** start Given data **

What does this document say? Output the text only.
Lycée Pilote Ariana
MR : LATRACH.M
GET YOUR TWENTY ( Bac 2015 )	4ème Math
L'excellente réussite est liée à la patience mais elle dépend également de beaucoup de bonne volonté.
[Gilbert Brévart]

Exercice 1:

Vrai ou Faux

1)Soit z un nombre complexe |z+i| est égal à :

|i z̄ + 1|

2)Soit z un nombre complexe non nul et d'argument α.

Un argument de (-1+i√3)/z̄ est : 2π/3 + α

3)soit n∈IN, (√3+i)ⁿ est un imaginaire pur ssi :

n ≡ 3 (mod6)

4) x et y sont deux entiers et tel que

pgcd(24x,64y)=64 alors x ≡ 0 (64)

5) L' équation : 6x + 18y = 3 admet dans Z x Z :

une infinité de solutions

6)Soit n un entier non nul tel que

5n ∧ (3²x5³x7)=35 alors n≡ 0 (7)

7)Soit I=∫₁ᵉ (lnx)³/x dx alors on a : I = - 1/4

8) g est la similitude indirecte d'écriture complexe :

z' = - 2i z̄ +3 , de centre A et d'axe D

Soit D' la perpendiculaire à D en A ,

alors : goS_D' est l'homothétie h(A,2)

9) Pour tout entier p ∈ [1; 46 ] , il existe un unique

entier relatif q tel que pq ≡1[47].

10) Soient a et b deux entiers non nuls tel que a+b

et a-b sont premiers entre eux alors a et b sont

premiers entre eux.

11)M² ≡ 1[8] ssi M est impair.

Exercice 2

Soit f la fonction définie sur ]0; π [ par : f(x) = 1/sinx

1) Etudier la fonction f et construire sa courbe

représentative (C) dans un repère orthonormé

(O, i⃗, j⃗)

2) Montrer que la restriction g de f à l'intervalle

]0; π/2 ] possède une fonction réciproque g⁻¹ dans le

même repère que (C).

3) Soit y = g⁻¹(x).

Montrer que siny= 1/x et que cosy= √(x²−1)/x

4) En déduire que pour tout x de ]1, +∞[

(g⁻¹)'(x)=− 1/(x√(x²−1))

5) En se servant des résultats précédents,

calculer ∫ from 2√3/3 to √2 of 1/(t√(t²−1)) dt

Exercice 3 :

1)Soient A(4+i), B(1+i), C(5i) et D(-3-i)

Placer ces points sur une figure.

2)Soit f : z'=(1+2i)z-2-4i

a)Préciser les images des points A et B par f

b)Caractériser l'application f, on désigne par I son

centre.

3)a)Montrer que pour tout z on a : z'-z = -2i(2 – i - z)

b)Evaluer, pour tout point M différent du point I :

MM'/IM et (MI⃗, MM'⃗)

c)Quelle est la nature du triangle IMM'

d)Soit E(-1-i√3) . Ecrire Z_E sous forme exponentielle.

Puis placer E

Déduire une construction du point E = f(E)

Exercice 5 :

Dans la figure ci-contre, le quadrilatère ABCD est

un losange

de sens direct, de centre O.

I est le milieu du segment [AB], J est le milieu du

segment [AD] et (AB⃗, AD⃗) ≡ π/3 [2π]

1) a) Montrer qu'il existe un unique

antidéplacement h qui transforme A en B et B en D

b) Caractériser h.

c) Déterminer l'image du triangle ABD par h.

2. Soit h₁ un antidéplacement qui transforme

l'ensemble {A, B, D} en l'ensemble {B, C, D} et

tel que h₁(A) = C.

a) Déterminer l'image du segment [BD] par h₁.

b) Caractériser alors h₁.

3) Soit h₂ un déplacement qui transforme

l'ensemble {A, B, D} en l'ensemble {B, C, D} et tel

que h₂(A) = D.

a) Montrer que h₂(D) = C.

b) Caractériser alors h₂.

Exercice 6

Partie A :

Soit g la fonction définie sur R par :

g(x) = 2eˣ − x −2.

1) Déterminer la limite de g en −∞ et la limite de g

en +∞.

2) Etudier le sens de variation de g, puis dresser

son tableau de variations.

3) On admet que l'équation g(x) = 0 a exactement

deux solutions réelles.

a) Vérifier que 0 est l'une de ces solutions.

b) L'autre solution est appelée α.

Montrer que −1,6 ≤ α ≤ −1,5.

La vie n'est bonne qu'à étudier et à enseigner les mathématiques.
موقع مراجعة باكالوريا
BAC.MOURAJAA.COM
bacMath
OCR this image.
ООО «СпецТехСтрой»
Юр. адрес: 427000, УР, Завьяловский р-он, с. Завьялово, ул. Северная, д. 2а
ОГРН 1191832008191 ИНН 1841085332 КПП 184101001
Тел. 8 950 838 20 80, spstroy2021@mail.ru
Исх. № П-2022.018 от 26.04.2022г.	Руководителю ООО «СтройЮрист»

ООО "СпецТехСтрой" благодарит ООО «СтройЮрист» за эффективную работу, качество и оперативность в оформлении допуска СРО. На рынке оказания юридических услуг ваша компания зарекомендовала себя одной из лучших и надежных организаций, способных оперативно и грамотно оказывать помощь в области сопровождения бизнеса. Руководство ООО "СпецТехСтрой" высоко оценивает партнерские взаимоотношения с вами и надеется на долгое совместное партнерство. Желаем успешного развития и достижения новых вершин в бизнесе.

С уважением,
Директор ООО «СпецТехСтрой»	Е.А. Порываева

** end Given data **

- Instructions for the task:
Using the records above, find and show each line with the string "this".

- Full solution:
What does this document say? Output the text only.
OCR this image.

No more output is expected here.